▸ WHAT YOU ARE ASKED TO DO:
Copy the listing below in full and skip every picture.

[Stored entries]
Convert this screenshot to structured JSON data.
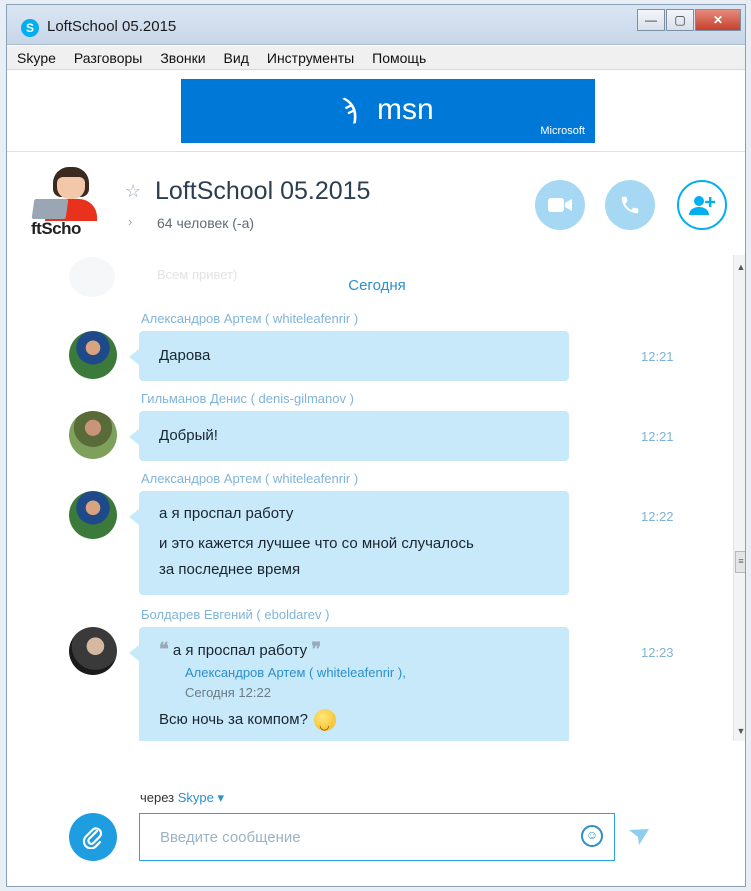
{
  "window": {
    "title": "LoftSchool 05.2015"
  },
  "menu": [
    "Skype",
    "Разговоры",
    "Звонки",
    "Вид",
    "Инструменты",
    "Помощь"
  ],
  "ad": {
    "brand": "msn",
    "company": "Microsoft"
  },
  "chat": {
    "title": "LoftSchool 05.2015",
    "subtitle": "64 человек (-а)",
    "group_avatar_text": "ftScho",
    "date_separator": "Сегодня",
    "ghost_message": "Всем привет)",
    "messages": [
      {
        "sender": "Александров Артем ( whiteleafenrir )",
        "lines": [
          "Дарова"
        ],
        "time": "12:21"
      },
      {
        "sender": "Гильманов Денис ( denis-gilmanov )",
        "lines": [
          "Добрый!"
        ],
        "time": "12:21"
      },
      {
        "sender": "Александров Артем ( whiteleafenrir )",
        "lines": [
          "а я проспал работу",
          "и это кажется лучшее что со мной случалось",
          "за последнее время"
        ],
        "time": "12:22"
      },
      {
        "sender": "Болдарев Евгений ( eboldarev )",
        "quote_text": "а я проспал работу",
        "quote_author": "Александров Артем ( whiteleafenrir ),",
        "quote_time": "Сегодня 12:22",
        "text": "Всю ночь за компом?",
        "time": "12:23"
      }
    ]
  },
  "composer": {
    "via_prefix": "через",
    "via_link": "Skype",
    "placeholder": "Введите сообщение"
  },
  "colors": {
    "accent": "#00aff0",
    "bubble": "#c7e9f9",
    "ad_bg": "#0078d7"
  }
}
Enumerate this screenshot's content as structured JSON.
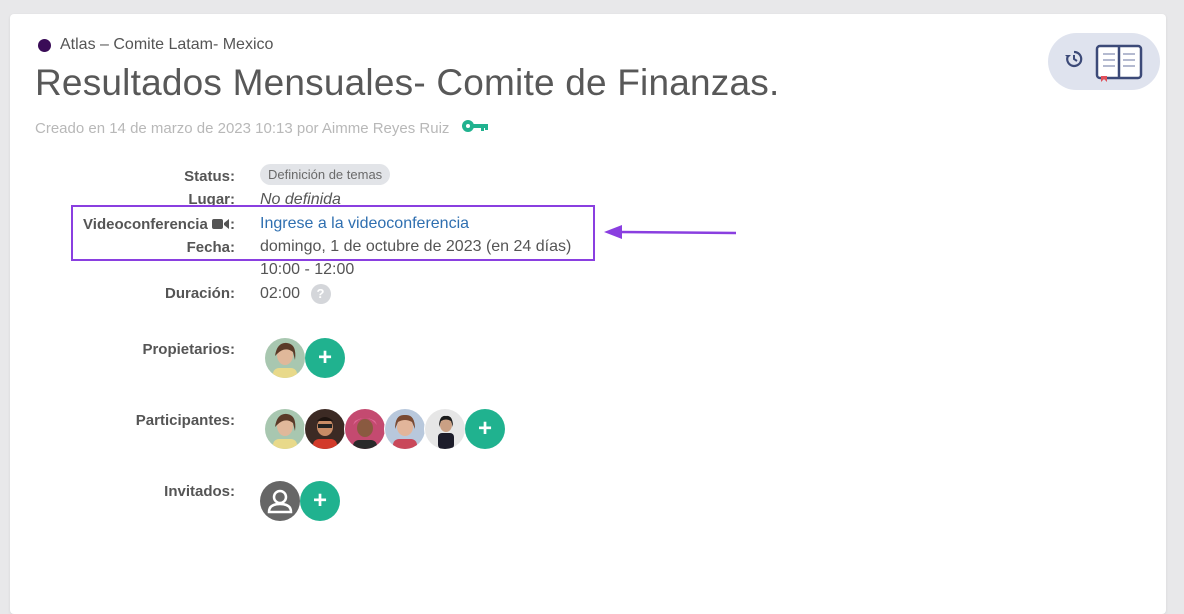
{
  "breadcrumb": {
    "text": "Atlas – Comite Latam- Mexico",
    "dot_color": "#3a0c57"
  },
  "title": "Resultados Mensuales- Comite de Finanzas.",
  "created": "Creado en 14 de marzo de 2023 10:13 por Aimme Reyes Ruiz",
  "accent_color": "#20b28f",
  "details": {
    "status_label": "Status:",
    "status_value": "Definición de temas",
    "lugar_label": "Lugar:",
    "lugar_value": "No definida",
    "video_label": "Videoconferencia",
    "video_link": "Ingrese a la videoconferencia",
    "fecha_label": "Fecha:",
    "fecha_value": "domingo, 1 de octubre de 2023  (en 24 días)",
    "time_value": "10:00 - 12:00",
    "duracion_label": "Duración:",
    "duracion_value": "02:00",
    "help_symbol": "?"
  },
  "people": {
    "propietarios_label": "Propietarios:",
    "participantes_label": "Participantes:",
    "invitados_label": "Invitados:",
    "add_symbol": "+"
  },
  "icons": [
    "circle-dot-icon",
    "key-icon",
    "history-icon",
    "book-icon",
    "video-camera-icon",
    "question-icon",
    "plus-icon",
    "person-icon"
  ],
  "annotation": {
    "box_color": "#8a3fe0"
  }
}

▸ EXERCISE ANSWER:
Convert this screenshot to structured JSON data.
{
  "window": {
    "title": "LoftSchool 05.2015"
  },
  "menu": [
    "Skype",
    "Разговоры",
    "Звонки",
    "Вид",
    "Инструменты",
    "Помощь"
  ],
  "ad": {
    "brand": "msn",
    "company": "Microsoft"
  },
  "chat": {
    "title": "LoftSchool 05.2015",
    "subtitle": "64 человек (-а)",
    "group_avatar_text": "ftScho",
    "date_separator": "Сегодня",
    "ghost_message": "Всем привет)",
    "messages": [
      {
        "sender": "Александров Артем ( whiteleafenrir )",
        "lines": [
          "Дарова"
        ],
        "time": "12:21"
      },
      {
        "sender": "Гильманов Денис ( denis-gilmanov )",
        "lines": [
          "Добрый!"
        ],
        "time": "12:21"
      },
      {
        "sender": "Александров Артем ( whiteleafenrir )",
        "lines": [
          "а я проспал работу",
          "и это кажется лучшее что со мной случалось",
          "за последнее время"
        ],
        "time": "12:22"
      },
      {
        "sender": "Болдарев Евгений ( eboldarev )",
        "quote_text": "а я проспал работу",
        "quote_author": "Александров Артем ( whiteleafenrir ),",
        "quote_time": "Сегодня 12:22",
        "text": "Всю ночь за компом?",
        "time": "12:23"
      }
    ]
  },
  "composer": {
    "via_prefix": "через",
    "via_link": "Skype",
    "placeholder": "Введите сообщение"
  },
  "colors": {
    "accent": "#00aff0",
    "bubble": "#c7e9f9",
    "ad_bg": "#0078d7"
  }
}
Enumerate this screenshot's content as structured JSON.
{
  "breadcrumb": {
    "text": "Atlas – Comite Latam- Mexico",
    "dot_color": "#3a0c57"
  },
  "title": "Resultados Mensuales- Comite de Finanzas.",
  "created": "Creado en 14 de marzo de 2023 10:13 por Aimme Reyes Ruiz",
  "accent_color": "#20b28f",
  "details": {
    "status_label": "Status:",
    "status_value": "Definición de temas",
    "lugar_label": "Lugar:",
    "lugar_value": "No definida",
    "video_label": "Videoconferencia",
    "video_link": "Ingrese a la videoconferencia",
    "fecha_label": "Fecha:",
    "fecha_value": "domingo, 1 de octubre de 2023  (en 24 días)",
    "time_value": "10:00 - 12:00",
    "duracion_label": "Duración:",
    "duracion_value": "02:00",
    "help_symbol": "?"
  },
  "people": {
    "propietarios_label": "Propietarios:",
    "participantes_label": "Participantes:",
    "invitados_label": "Invitados:",
    "add_symbol": "+"
  },
  "icons": [
    "circle-dot-icon",
    "key-icon",
    "history-icon",
    "book-icon",
    "video-camera-icon",
    "question-icon",
    "plus-icon",
    "person-icon"
  ],
  "annotation": {
    "box_color": "#8a3fe0"
  }
}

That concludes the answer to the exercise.